• TASK DATA:
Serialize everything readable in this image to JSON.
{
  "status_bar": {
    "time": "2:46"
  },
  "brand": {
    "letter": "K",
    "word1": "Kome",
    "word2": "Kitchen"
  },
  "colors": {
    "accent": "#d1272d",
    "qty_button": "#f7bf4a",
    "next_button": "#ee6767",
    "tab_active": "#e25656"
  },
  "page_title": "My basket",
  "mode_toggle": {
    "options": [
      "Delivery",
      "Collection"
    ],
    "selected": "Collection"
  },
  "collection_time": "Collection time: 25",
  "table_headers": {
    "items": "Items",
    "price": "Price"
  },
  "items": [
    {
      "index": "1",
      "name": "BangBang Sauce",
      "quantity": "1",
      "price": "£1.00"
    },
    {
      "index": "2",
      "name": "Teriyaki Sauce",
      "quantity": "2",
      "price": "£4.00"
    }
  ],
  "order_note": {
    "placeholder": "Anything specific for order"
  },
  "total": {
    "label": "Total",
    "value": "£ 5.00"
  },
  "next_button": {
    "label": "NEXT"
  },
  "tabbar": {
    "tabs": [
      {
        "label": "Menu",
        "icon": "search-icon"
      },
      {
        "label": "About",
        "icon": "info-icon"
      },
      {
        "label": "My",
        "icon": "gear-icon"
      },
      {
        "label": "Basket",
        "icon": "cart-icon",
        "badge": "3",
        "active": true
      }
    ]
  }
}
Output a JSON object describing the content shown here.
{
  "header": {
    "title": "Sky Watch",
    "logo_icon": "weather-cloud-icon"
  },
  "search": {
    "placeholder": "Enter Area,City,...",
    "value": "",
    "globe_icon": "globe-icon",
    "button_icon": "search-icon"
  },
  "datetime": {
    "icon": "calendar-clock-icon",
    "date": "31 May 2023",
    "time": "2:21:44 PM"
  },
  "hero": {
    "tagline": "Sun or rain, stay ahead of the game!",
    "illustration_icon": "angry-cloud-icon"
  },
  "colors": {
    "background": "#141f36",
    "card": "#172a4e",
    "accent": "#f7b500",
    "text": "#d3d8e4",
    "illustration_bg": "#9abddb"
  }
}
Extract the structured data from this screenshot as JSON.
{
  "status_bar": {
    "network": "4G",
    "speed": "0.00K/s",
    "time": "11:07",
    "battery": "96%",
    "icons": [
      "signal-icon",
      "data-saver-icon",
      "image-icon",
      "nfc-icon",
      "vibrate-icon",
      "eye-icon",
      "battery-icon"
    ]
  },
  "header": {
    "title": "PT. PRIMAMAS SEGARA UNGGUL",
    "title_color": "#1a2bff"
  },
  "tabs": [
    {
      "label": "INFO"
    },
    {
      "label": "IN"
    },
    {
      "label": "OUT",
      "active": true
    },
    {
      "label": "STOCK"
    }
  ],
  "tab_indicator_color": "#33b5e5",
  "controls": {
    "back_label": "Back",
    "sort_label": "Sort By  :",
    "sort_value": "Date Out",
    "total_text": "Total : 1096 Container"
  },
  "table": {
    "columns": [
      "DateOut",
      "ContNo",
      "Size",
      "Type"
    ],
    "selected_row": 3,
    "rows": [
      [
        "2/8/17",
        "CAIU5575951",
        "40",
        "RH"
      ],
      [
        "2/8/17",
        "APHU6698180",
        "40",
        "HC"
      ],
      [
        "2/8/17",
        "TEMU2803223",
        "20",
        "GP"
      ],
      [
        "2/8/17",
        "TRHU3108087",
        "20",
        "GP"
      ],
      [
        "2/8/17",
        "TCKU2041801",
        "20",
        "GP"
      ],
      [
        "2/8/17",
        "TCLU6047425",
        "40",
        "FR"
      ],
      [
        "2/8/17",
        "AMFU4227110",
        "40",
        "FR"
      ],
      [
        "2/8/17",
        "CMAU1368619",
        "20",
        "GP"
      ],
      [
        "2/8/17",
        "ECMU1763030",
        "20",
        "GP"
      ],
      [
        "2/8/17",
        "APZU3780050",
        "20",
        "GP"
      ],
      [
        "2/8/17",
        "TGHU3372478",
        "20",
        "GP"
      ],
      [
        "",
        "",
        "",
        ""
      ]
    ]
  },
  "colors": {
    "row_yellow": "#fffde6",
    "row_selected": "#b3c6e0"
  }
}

• SHORT TASK: Copy every record exactly, with nothing added or dropped.

• TASK SOLUTION:
Serialize everything readable in this image to JSON.
{
  "status_bar": {
    "time": "2:46"
  },
  "brand": {
    "letter": "K",
    "word1": "Kome",
    "word2": "Kitchen"
  },
  "colors": {
    "accent": "#d1272d",
    "qty_button": "#f7bf4a",
    "next_button": "#ee6767",
    "tab_active": "#e25656"
  },
  "page_title": "My basket",
  "mode_toggle": {
    "options": [
      "Delivery",
      "Collection"
    ],
    "selected": "Collection"
  },
  "collection_time": "Collection time: 25",
  "table_headers": {
    "items": "Items",
    "price": "Price"
  },
  "items": [
    {
      "index": "1",
      "name": "BangBang Sauce",
      "quantity": "1",
      "price": "£1.00"
    },
    {
      "index": "2",
      "name": "Teriyaki Sauce",
      "quantity": "2",
      "price": "£4.00"
    }
  ],
  "order_note": {
    "placeholder": "Anything specific for order"
  },
  "total": {
    "label": "Total",
    "value": "£ 5.00"
  },
  "next_button": {
    "label": "NEXT"
  },
  "tabbar": {
    "tabs": [
      {
        "label": "Menu",
        "icon": "search-icon"
      },
      {
        "label": "About",
        "icon": "info-icon"
      },
      {
        "label": "My",
        "icon": "gear-icon"
      },
      {
        "label": "Basket",
        "icon": "cart-icon",
        "badge": "3",
        "active": true
      }
    ]
  }
}
Output a JSON object describing the content shown here.
{
  "header": {
    "title": "Sky Watch",
    "logo_icon": "weather-cloud-icon"
  },
  "search": {
    "placeholder": "Enter Area,City,...",
    "value": "",
    "globe_icon": "globe-icon",
    "button_icon": "search-icon"
  },
  "datetime": {
    "icon": "calendar-clock-icon",
    "date": "31 May 2023",
    "time": "2:21:44 PM"
  },
  "hero": {
    "tagline": "Sun or rain, stay ahead of the game!",
    "illustration_icon": "angry-cloud-icon"
  },
  "colors": {
    "background": "#141f36",
    "card": "#172a4e",
    "accent": "#f7b500",
    "text": "#d3d8e4",
    "illustration_bg": "#9abddb"
  }
}
Extract the structured data from this screenshot as JSON.
{
  "status_bar": {
    "network": "4G",
    "speed": "0.00K/s",
    "time": "11:07",
    "battery": "96%",
    "icons": [
      "signal-icon",
      "data-saver-icon",
      "image-icon",
      "nfc-icon",
      "vibrate-icon",
      "eye-icon",
      "battery-icon"
    ]
  },
  "header": {
    "title": "PT. PRIMAMAS SEGARA UNGGUL",
    "title_color": "#1a2bff"
  },
  "tabs": [
    {
      "label": "INFO"
    },
    {
      "label": "IN"
    },
    {
      "label": "OUT",
      "active": true
    },
    {
      "label": "STOCK"
    }
  ],
  "tab_indicator_color": "#33b5e5",
  "controls": {
    "back_label": "Back",
    "sort_label": "Sort By  :",
    "sort_value": "Date Out",
    "total_text": "Total : 1096 Container"
  },
  "table": {
    "columns": [
      "DateOut",
      "ContNo",
      "Size",
      "Type"
    ],
    "selected_row": 3,
    "rows": [
      [
        "2/8/17",
        "CAIU5575951",
        "40",
        "RH"
      ],
      [
        "2/8/17",
        "APHU6698180",
        "40",
        "HC"
      ],
      [
        "2/8/17",
        "TEMU2803223",
        "20",
        "GP"
      ],
      [
        "2/8/17",
        "TRHU3108087",
        "20",
        "GP"
      ],
      [
        "2/8/17",
        "TCKU2041801",
        "20",
        "GP"
      ],
      [
        "2/8/17",
        "TCLU6047425",
        "40",
        "FR"
      ],
      [
        "2/8/17",
        "AMFU4227110",
        "40",
        "FR"
      ],
      [
        "2/8/17",
        "CMAU1368619",
        "20",
        "GP"
      ],
      [
        "2/8/17",
        "ECMU1763030",
        "20",
        "GP"
      ],
      [
        "2/8/17",
        "APZU3780050",
        "20",
        "GP"
      ],
      [
        "2/8/17",
        "TGHU3372478",
        "20",
        "GP"
      ],
      [
        "",
        "",
        "",
        ""
      ]
    ]
  },
  "colors": {
    "row_yellow": "#fffde6",
    "row_selected": "#b3c6e0"
  }
}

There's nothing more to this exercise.